» The problem
Copy every line in which the string "voice" occurs.
========
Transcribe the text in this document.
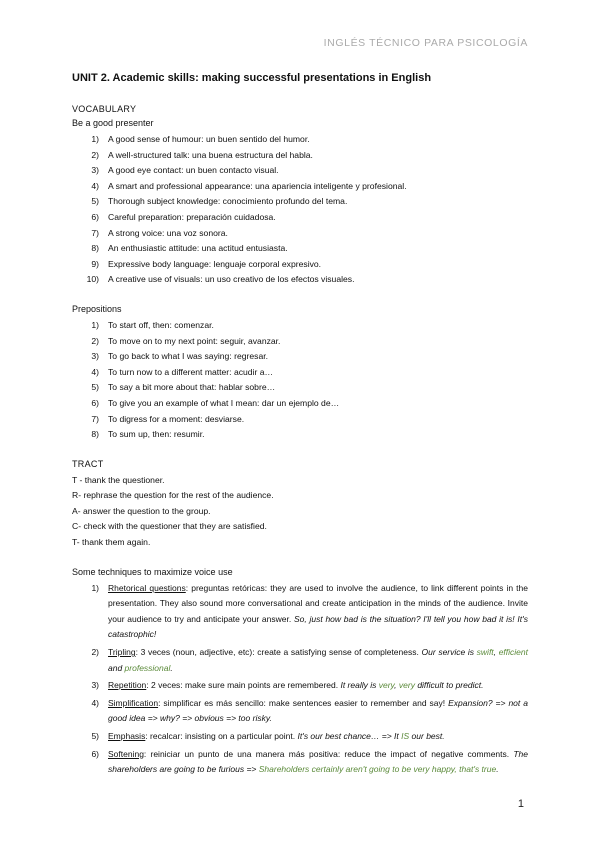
INGLÉS TÉCNICO PARA PSICOLOGÍA

UNIT 2. Academic skills: making successful presentations in English

VOCABULARY

Be a good presenter

1)	A good sense of humour: un buen sentido del humor.
2)	A well-structured talk: una buena estructura del habla.
3)	A good eye contact: un buen contacto visual.
4)	A smart and professional appearance: una apariencia inteligente y profesional.
5)	Thorough subject knowledge: conocimiento profundo del tema.
6)	Careful preparation: preparación cuidadosa.
7)	A strong voice: una voz sonora.
8)	An enthusiastic attitude: una actitud entusiasta.
9)	Expressive body language: lenguaje corporal expresivo.
10)	A creative use of visuals: un uso creativo de los efectos visuales.

Prepositions

1)	To start off, then: comenzar.
2)	To move on to my next point: seguir, avanzar.
3)	To go back to what I was saying: regresar.
4)	To turn now to a different matter: acudir a…
5)	To say a bit more about that: hablar sobre…
6)	To give you an example of what I mean: dar un ejemplo de…
7)	To digress for a moment: desviarse.
8)	To sum up, then: resumir.

TRACT

T - thank the questioner.

R- rephrase the question for the rest of the audience.

A- answer the question to the group.

C- check with the questioner that they are satisfied.

T- thank them again.

Some techniques to maximize voice use

1)	Rhetorical questions: preguntas retóricas: they are used to involve the audience, to link different points in the presentation. They also sound more conversational and create anticipation in the minds of the audience. Invite your audience to try and anticipate your answer. So, just how bad is the situation? I'll tell you how bad it is! It's catastrophic!
2)	Tripling: 3 veces (noun, adjective, etc): create a satisfying sense of completeness. Our service is swift, efficient and professional.
3)	Repetition: 2 veces: make sure main points are remembered. It really is very, very difficult to predict.
4)	Simplification: simplificar es más sencillo: make sentences easier to remember and say! Expansion? => not a good idea => why? => obvious => too risky.
5)	Emphasis: recalcar: insisting on a particular point. It's our best chance… => It IS our best.
6)	Softening: reiniciar un punto de una manera más positiva: reduce the impact of negative comments. The shareholders are going to be furious => Shareholders certainly aren't going to be very happy, that's true.
1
========
» Answer to this problem
7)	A strong voice: una voz sonora.
Some techniques to maximize voice use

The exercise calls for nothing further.